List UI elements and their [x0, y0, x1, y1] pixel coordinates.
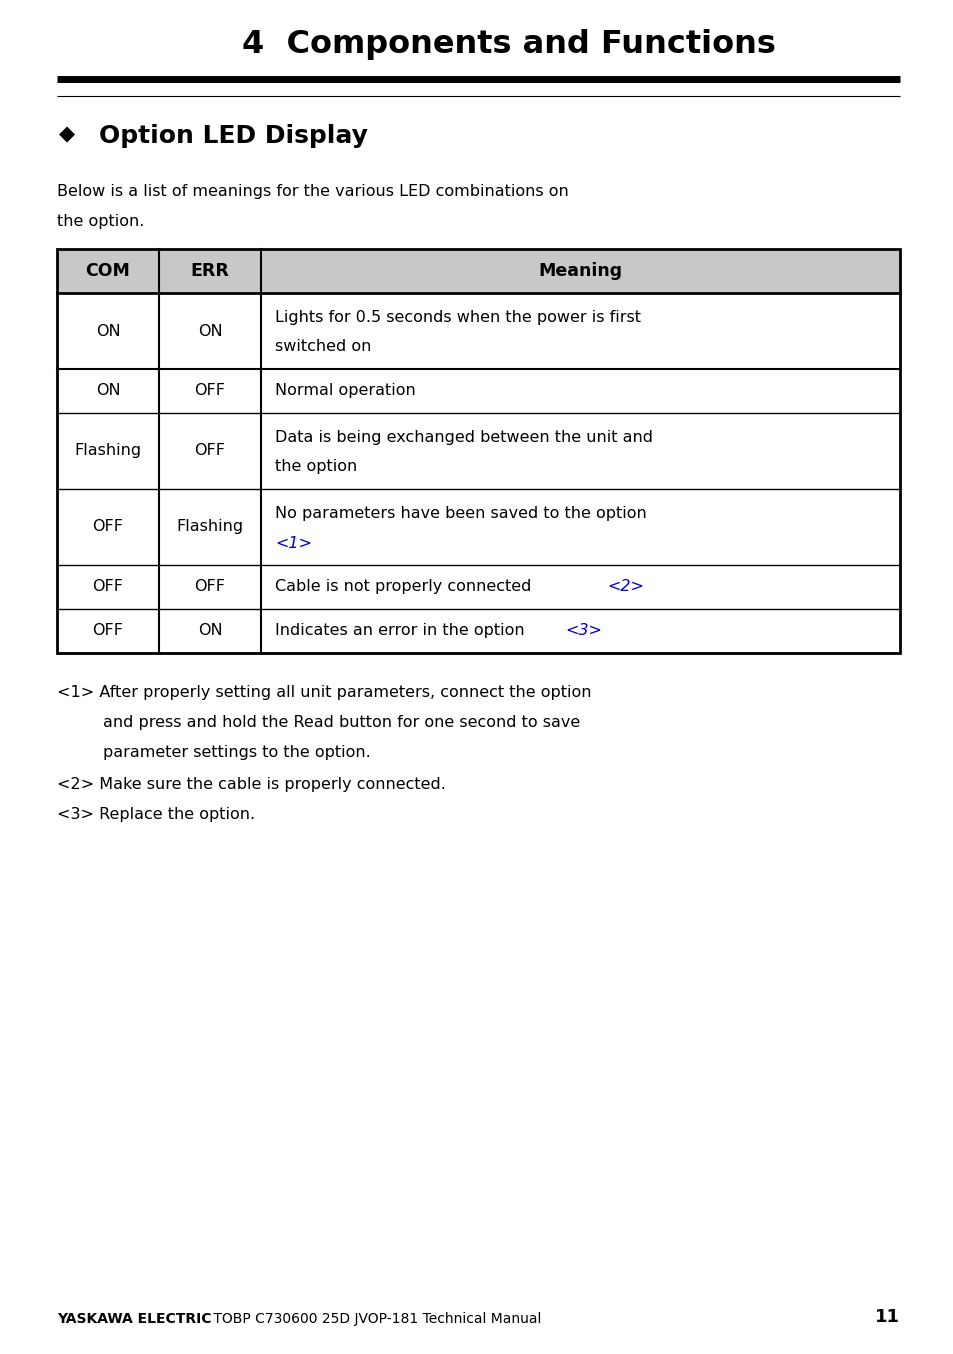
Text: ON: ON: [95, 324, 120, 338]
Text: Data is being exchanged between the unit and: Data is being exchanged between the unit…: [274, 431, 652, 445]
Text: COM: COM: [86, 263, 131, 280]
Text: <2>: <2>: [606, 580, 643, 594]
Text: ◆: ◆: [59, 125, 75, 144]
Text: ON: ON: [197, 623, 222, 639]
Text: OFF: OFF: [194, 383, 225, 398]
Text: TOBP C730600 25D JVOP-181 Technical Manual: TOBP C730600 25D JVOP-181 Technical Manu…: [209, 1312, 540, 1326]
Text: Lights for 0.5 seconds when the power is first: Lights for 0.5 seconds when the power is…: [274, 310, 640, 325]
Text: Meaning: Meaning: [537, 263, 622, 280]
Text: the option.: the option.: [57, 214, 144, 229]
Text: ON: ON: [95, 383, 120, 398]
Text: OFF: OFF: [194, 580, 225, 594]
Text: <2> Make sure the cable is properly connected.: <2> Make sure the cable is properly conn…: [57, 777, 445, 792]
Text: <3> Replace the option.: <3> Replace the option.: [57, 807, 254, 822]
Text: 4  Components and Functions: 4 Components and Functions: [241, 28, 775, 60]
Text: switched on: switched on: [274, 338, 371, 353]
Text: Option LED Display: Option LED Display: [99, 125, 368, 148]
Text: Flashing: Flashing: [176, 520, 243, 535]
Text: 11: 11: [874, 1308, 899, 1326]
Bar: [57, 249, 899, 653]
Text: parameter settings to the option.: parameter settings to the option.: [103, 745, 371, 760]
Text: Cable is not properly connected: Cable is not properly connected: [274, 580, 536, 594]
Text: Flashing: Flashing: [74, 444, 141, 459]
Text: the option: the option: [274, 459, 356, 474]
Text: ERR: ERR: [191, 263, 230, 280]
Text: ON: ON: [197, 324, 222, 338]
Text: Below is a list of meanings for the various LED combinations on: Below is a list of meanings for the vari…: [57, 184, 568, 199]
Text: <3>: <3>: [564, 623, 601, 639]
Text: <1>: <1>: [274, 536, 312, 551]
Text: YASKAWA ELECTRIC: YASKAWA ELECTRIC: [57, 1312, 212, 1326]
Bar: [57, 249, 899, 292]
Text: OFF: OFF: [194, 444, 225, 459]
Text: OFF: OFF: [92, 623, 123, 639]
Text: and press and hold the Read button for one second to save: and press and hold the Read button for o…: [103, 715, 579, 730]
Text: <1> After properly setting all unit parameters, connect the option: <1> After properly setting all unit para…: [57, 685, 591, 700]
Text: OFF: OFF: [92, 580, 123, 594]
Text: Normal operation: Normal operation: [274, 383, 416, 398]
Text: OFF: OFF: [92, 520, 123, 535]
Text: Indicates an error in the option: Indicates an error in the option: [274, 623, 529, 639]
Text: No parameters have been saved to the option: No parameters have been saved to the opt…: [274, 506, 646, 521]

# # # #

» Request
Please quote the data word for word, everything from the line that contains "Text: ON: ON: [95, 324, 120, 338]" down to the line that contains "Text: ON: ON: [197, 324, 222, 338]", including both of those lines.

» Response to the exercise
Text: ON: ON: [95, 324, 120, 338]
Text: Data is being exchanged between the unit and: Data is being exchanged between the unit…: [274, 431, 652, 445]
Text: COM: COM: [86, 263, 131, 280]
Text: <2>: <2>: [606, 580, 643, 594]
Text: ◆: ◆: [59, 125, 75, 144]
Text: ON: ON: [197, 623, 222, 639]
Text: OFF: OFF: [194, 383, 225, 398]
Text: TOBP C730600 25D JVOP-181 Technical Manual: TOBP C730600 25D JVOP-181 Technical Manu…: [209, 1312, 540, 1326]
Text: Lights for 0.5 seconds when the power is first: Lights for 0.5 seconds when the power is…: [274, 310, 640, 325]
Text: Meaning: Meaning: [537, 263, 622, 280]
Text: the option.: the option.: [57, 214, 144, 229]
Text: ON: ON: [95, 383, 120, 398]
Text: OFF: OFF: [194, 580, 225, 594]
Text: <2> Make sure the cable is properly connected.: <2> Make sure the cable is properly conn…: [57, 777, 445, 792]
Text: <3> Replace the option.: <3> Replace the option.: [57, 807, 254, 822]
Text: 4  Components and Functions: 4 Components and Functions: [241, 28, 775, 60]
Text: switched on: switched on: [274, 338, 371, 353]
Text: Option LED Display: Option LED Display: [99, 125, 368, 148]
Text: Flashing: Flashing: [176, 520, 243, 535]
Text: 11: 11: [874, 1308, 899, 1326]
Bar: [57, 249, 899, 653]
Text: parameter settings to the option.: parameter settings to the option.: [103, 745, 371, 760]
Text: Cable is not properly connected: Cable is not properly connected: [274, 580, 536, 594]
Text: Flashing: Flashing: [74, 444, 141, 459]
Text: the option: the option: [274, 459, 356, 474]
Text: ERR: ERR: [191, 263, 230, 280]
Text: ON: ON: [197, 324, 222, 338]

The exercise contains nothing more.